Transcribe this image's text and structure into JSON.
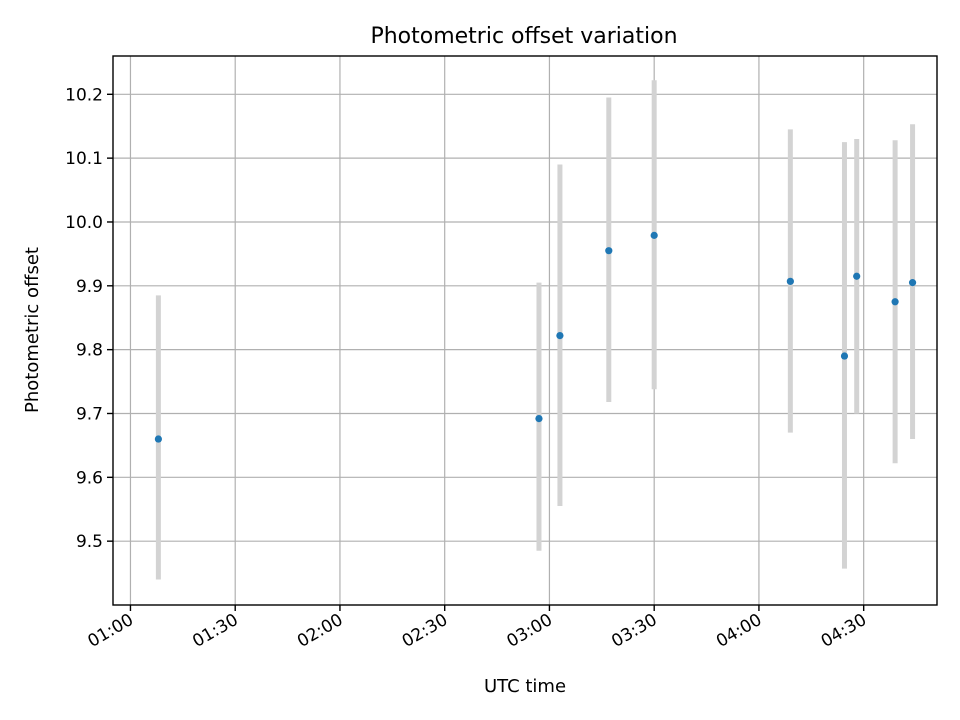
{
  "chart_data": {
    "type": "scatter",
    "title": "Photometric offset variation",
    "xlabel": "UTC time",
    "ylabel": "Photometric offset",
    "x_unit": "time of day (UTC)",
    "xlim": [
      "00:55",
      "04:51"
    ],
    "ylim": [
      9.4,
      10.26
    ],
    "grid": true,
    "x_ticks": [
      "01:00",
      "01:30",
      "02:00",
      "02:30",
      "03:00",
      "03:30",
      "04:00",
      "04:30"
    ],
    "y_ticks": [
      "9.5",
      "9.6",
      "9.7",
      "9.8",
      "9.9",
      "10.0",
      "10.1",
      "10.2"
    ],
    "series": [
      {
        "color": "#1f77b4",
        "errorbar_color": "#d3d3d3",
        "points": [
          {
            "x": "01:08",
            "y": 9.66,
            "ylow": 9.44,
            "yhigh": 9.885
          },
          {
            "x": "02:57",
            "y": 9.692,
            "ylow": 9.485,
            "yhigh": 9.905
          },
          {
            "x": "03:03",
            "y": 9.822,
            "ylow": 9.555,
            "yhigh": 10.09
          },
          {
            "x": "03:17",
            "y": 9.955,
            "ylow": 9.718,
            "yhigh": 10.195
          },
          {
            "x": "03:30",
            "y": 9.979,
            "ylow": 9.738,
            "yhigh": 10.222
          },
          {
            "x": "04:09",
            "y": 9.907,
            "ylow": 9.67,
            "yhigh": 10.145
          },
          {
            "x": "04:24.5",
            "y": 9.79,
            "ylow": 9.457,
            "yhigh": 10.125
          },
          {
            "x": "04:28",
            "y": 9.915,
            "ylow": 9.7,
            "yhigh": 10.13
          },
          {
            "x": "04:39",
            "y": 9.875,
            "ylow": 9.622,
            "yhigh": 10.128
          },
          {
            "x": "04:44",
            "y": 9.905,
            "ylow": 9.66,
            "yhigh": 10.153
          }
        ]
      }
    ]
  }
}
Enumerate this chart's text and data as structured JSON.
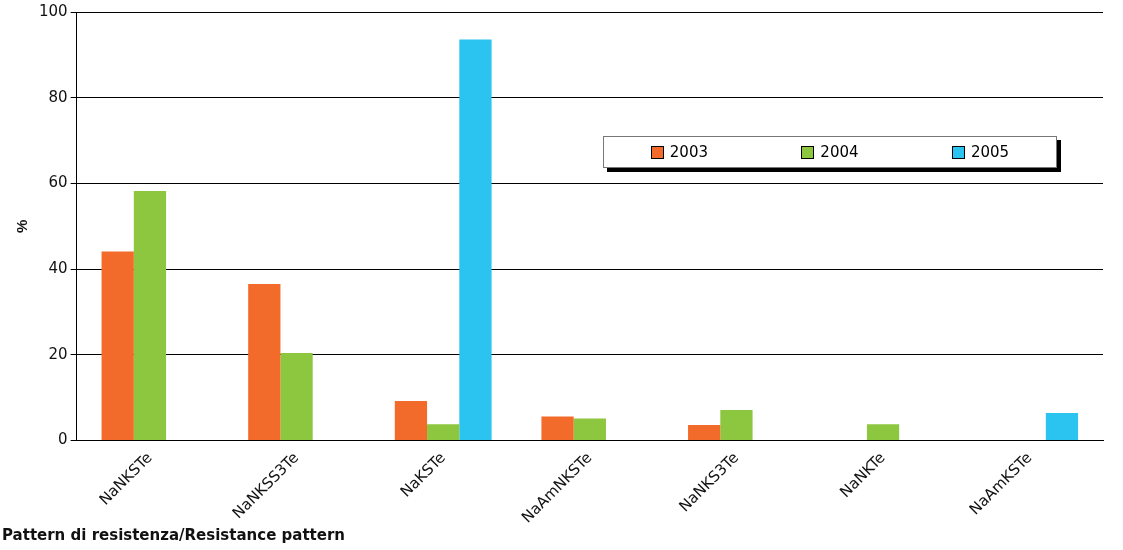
{
  "chart_data": {
    "type": "bar",
    "xlabel": "Pattern di resistenza/Resistance pattern",
    "ylabel": "%",
    "categories": [
      "NaNKSTe",
      "NaNKSS3Te",
      "NaKSTe",
      "NaAmNKSTe",
      "NaNKS3Te",
      "NaNKTe",
      "NaAmKSTe"
    ],
    "series": [
      {
        "name": "2003",
        "color": "#f26b2b",
        "values": [
          44.1,
          36.5,
          9.2,
          5.6,
          3.6,
          null,
          null
        ]
      },
      {
        "name": "2004",
        "color": "#8dc63f",
        "values": [
          58.2,
          20.4,
          3.8,
          5.1,
          7.1,
          3.8,
          null
        ]
      },
      {
        "name": "2005",
        "color": "#2bc3f0",
        "values": [
          null,
          null,
          93.6,
          null,
          null,
          null,
          6.4
        ]
      }
    ],
    "ylim": [
      0,
      100
    ],
    "yticks": [
      0,
      20,
      40,
      60,
      80,
      100
    ],
    "grid": "y",
    "legend": "top right"
  }
}
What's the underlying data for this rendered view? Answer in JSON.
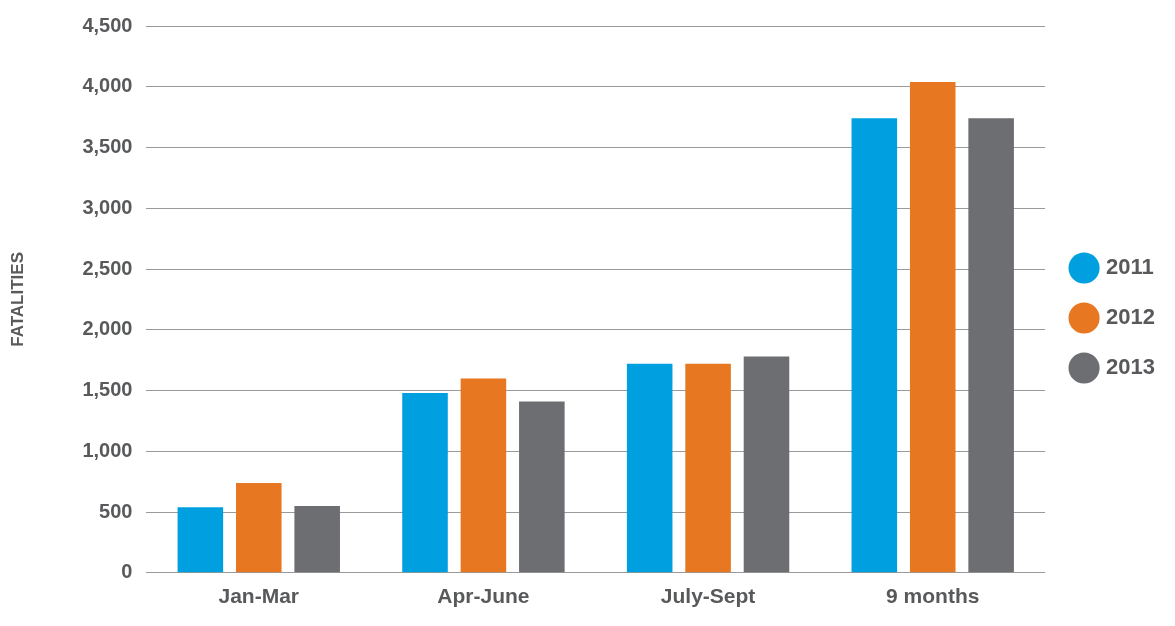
{
  "chart_data": {
    "type": "bar",
    "ylabel": "FATALITIES",
    "categories": [
      "Jan-Mar",
      "Apr-June",
      "July-Sept",
      "9 months"
    ],
    "series": [
      {
        "name": "2011",
        "color": "#00a0e0",
        "values": [
          540,
          1480,
          1720,
          3740
        ]
      },
      {
        "name": "2012",
        "color": "#e87722",
        "values": [
          740,
          1600,
          1720,
          4040
        ]
      },
      {
        "name": "2013",
        "color": "#6d6e71",
        "values": [
          550,
          1410,
          1780,
          3740
        ]
      }
    ],
    "ylim": [
      0,
      4500
    ],
    "yticks": [
      0,
      500,
      {
        "value": 1000,
        "label": "1,000"
      },
      {
        "value": 1500,
        "label": "1,500"
      },
      {
        "value": 2000,
        "label": "2,000"
      },
      {
        "value": 2500,
        "label": "2,500"
      },
      {
        "value": 3000,
        "label": "3,000"
      },
      {
        "value": 3500,
        "label": "3,500"
      },
      {
        "value": 4000,
        "label": "4,000"
      },
      {
        "value": 4500,
        "label": "4,500"
      }
    ],
    "grid": "y",
    "legend": "right"
  }
}
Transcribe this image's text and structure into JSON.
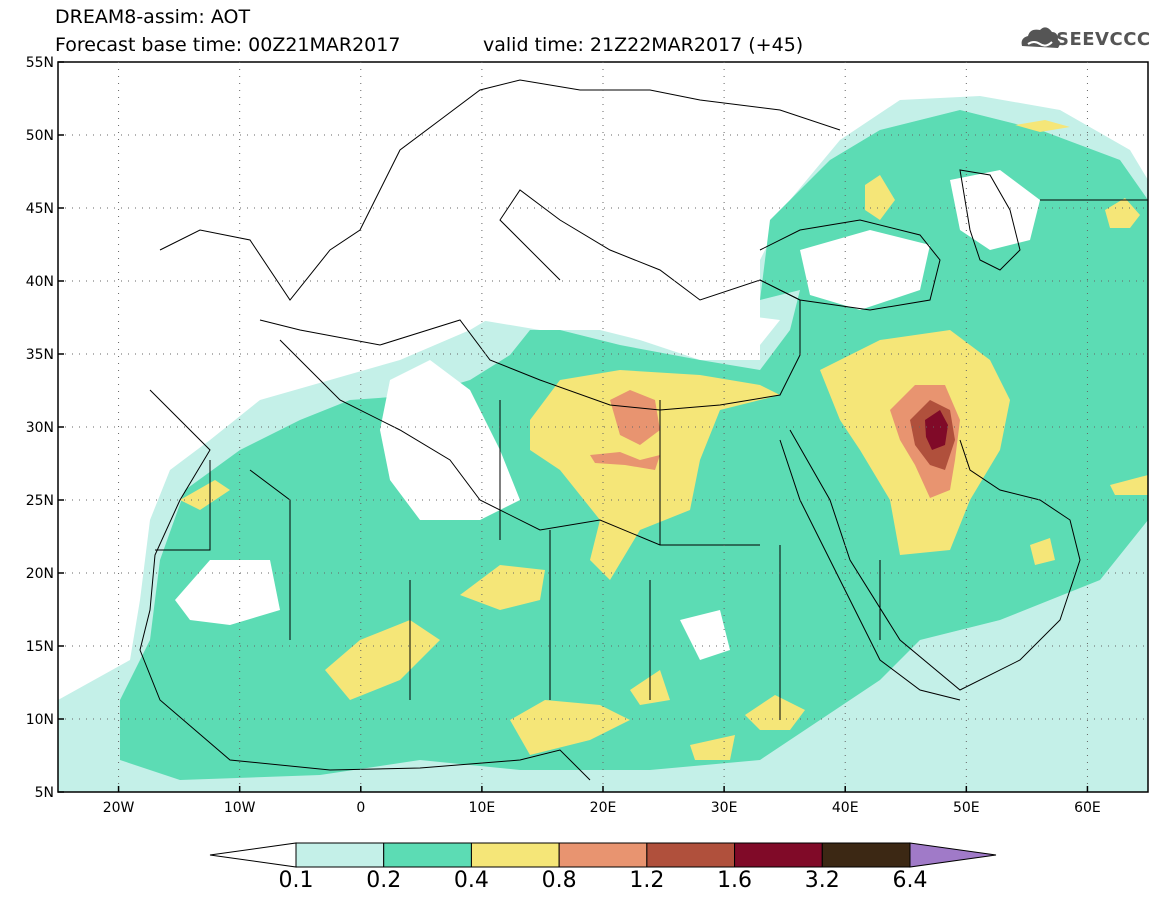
{
  "header": {
    "title_line1": "DREAM8-assim: AOT",
    "title_line2": "Forecast base time: 00Z21MAR2017",
    "valid_time": "valid time: 21Z22MAR2017 (+45)",
    "logo_text": "SEEVCCC"
  },
  "axes": {
    "lat_labels": [
      "55N",
      "50N",
      "45N",
      "40N",
      "35N",
      "30N",
      "25N",
      "20N",
      "15N",
      "10N",
      "5N"
    ],
    "lon_labels": [
      "20W",
      "10W",
      "0",
      "10E",
      "20E",
      "30E",
      "40E",
      "50E",
      "60E"
    ]
  },
  "colorbar": {
    "labels": [
      "0.1",
      "0.2",
      "0.4",
      "0.8",
      "1.2",
      "1.6",
      "3.2",
      "6.4"
    ],
    "colors": [
      "#c4f0e8",
      "#5cdcb4",
      "#f5e678",
      "#e89470",
      "#b0503c",
      "#800a28",
      "#3c2814",
      "#a07ac8"
    ]
  }
}
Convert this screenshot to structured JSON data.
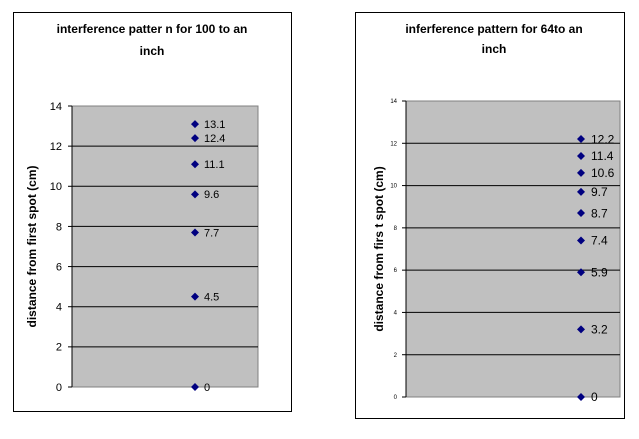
{
  "chart_data": [
    {
      "type": "scatter",
      "title_lines": [
        "interference patter n for 100  to an",
        "inch"
      ],
      "xlabel": "",
      "ylabel": "distance from first spot (cm)",
      "ylim": [
        0,
        14
      ],
      "yticks": [
        0,
        2,
        4,
        6,
        8,
        10,
        12,
        14
      ],
      "grid": true,
      "legend": "none",
      "plot_bg": "#c0c0c0",
      "marker_color": "#000080",
      "values": [
        0,
        4.5,
        7.7,
        9.6,
        11.1,
        12.4,
        13.1
      ],
      "data_labels": [
        "0",
        "4.5",
        "7.7",
        "9.6",
        "11.1",
        "12.4",
        "13.1"
      ]
    },
    {
      "type": "scatter",
      "title_lines": [
        "inferference pattern for 64to an",
        "inch"
      ],
      "xlabel": "",
      "ylabel": "distance from firs t spot (cm)",
      "ylim": [
        0,
        14
      ],
      "yticks": [
        0,
        2,
        4,
        6,
        8,
        10,
        12,
        14
      ],
      "grid": true,
      "legend": "none",
      "plot_bg": "#c0c0c0",
      "marker_color": "#000080",
      "values": [
        0,
        3.2,
        5.9,
        7.4,
        8.7,
        9.7,
        10.6,
        11.4,
        12.2
      ],
      "data_labels": [
        "0",
        "3.2",
        "5.9",
        "7.4",
        "8.7",
        "9.7",
        "10.6",
        "11.4",
        "12.2"
      ]
    }
  ]
}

──────

Look through the records and gather every line containing "from".

=== TASK ANSWER ===
      "ylabel": "distance from first spot (cm)",
      "ylabel": "distance from firs t spot (cm)",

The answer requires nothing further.